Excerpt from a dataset
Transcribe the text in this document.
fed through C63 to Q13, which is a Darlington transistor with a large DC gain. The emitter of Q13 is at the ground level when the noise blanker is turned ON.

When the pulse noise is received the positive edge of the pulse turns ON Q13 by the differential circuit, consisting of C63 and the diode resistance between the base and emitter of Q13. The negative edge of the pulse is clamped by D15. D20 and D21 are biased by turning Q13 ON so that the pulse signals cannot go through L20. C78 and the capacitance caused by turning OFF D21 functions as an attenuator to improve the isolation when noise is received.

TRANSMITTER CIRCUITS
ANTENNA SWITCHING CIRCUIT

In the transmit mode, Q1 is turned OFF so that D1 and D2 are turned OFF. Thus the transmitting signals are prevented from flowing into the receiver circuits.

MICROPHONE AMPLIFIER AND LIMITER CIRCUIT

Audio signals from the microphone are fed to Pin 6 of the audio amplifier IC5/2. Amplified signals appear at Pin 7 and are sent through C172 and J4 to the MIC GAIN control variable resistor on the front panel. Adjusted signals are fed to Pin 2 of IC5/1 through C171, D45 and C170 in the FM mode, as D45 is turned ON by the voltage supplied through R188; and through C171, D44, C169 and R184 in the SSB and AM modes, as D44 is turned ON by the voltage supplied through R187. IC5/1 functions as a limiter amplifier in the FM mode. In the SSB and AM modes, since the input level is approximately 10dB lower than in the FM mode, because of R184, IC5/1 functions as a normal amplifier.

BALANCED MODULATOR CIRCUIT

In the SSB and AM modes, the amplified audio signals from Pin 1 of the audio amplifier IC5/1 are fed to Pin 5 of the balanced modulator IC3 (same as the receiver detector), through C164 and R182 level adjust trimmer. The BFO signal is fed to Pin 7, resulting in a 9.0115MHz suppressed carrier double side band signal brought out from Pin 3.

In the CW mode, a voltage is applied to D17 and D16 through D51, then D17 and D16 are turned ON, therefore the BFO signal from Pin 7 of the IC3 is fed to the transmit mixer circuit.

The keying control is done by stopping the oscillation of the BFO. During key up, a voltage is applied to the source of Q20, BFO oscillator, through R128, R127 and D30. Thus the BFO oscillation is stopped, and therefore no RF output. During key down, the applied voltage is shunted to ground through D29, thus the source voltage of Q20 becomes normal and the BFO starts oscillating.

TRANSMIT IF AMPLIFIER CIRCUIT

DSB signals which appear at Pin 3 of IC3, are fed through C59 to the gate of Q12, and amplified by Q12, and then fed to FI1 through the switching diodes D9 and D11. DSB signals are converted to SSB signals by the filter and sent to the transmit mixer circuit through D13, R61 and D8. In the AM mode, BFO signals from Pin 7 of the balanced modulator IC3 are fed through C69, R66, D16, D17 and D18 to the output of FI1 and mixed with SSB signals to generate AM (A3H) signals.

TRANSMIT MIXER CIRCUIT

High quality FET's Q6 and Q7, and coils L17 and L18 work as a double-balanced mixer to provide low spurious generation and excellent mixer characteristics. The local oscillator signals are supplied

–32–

**Task directions:**
Identify each line holding the string "receiver", and copy it out.

**Response:**
In the transmit mode, Q1 is turned OFF so that D1 and D2 are turned OFF. Thus the transmitting signals are prevented from flowing into the receiver circuits.
In the SSB and AM modes, the amplified audio signals from Pin 1 of the audio amplifier IC5/1 are fed to Pin 5 of the balanced modulator IC3 (same as the receiver detector), through C164 and R182 level adjust trimmer. The BFO signal is fed to Pin 7, resulting in a 9.0115MHz suppressed carrier double side band signal brought out from Pin 3.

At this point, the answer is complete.